**GOAL**. Go through the listing below and list every line with "CLOSE".

**GIVEN ENTRIES**.
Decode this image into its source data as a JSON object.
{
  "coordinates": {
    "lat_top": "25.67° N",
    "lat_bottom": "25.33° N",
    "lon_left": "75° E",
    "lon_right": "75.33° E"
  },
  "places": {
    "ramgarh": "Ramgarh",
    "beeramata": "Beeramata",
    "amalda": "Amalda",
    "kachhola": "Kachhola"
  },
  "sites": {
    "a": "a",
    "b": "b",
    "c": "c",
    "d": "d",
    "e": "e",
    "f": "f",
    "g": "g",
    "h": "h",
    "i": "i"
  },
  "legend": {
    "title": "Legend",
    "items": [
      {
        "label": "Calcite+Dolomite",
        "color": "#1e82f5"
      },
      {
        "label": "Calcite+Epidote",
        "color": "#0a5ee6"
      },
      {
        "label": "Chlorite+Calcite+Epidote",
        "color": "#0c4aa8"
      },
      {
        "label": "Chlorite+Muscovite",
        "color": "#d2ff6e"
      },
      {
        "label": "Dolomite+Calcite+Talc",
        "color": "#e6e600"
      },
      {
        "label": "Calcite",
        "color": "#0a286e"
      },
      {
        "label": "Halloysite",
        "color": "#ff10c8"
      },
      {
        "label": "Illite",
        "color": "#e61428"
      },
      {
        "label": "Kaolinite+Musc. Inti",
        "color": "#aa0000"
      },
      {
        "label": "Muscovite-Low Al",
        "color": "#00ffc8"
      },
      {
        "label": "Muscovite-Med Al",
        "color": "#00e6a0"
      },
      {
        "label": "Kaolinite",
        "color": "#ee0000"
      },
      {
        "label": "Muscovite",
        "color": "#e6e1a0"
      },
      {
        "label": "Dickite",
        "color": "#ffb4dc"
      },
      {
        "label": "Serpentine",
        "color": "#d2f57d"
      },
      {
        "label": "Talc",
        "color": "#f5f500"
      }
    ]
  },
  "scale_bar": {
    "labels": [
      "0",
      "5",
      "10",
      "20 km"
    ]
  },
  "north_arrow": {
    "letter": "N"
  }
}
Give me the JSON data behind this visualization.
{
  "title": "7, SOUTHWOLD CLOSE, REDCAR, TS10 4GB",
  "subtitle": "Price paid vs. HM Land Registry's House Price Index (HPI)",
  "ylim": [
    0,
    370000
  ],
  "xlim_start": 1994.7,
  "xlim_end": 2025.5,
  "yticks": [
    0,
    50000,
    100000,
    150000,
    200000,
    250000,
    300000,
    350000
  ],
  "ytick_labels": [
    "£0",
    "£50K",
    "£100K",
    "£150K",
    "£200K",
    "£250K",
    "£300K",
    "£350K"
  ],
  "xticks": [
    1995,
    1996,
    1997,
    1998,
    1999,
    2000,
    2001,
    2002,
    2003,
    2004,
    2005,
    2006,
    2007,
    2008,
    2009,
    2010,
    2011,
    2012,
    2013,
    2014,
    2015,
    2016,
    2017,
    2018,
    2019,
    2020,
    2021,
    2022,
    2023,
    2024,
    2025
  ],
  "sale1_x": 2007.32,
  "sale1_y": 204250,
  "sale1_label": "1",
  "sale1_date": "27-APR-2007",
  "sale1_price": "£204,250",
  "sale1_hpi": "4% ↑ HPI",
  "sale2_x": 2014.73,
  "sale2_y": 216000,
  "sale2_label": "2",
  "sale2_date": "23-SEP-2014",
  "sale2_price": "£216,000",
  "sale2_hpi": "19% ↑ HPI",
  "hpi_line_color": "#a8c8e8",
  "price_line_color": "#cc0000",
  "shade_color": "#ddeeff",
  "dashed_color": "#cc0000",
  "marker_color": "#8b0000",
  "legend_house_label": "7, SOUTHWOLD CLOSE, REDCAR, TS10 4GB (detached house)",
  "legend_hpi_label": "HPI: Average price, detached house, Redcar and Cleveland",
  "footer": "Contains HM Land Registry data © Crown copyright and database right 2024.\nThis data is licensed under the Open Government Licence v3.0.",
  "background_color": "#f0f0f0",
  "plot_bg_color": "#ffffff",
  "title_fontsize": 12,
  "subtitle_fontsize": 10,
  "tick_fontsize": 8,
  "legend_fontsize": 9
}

**EXPECTED ANSWER**.
  "title": "7, SOUTHWOLD CLOSE, REDCAR, TS10 4GB",
  "legend_house_label": "7, SOUTHWOLD CLOSE, REDCAR, TS10 4GB (detached house)",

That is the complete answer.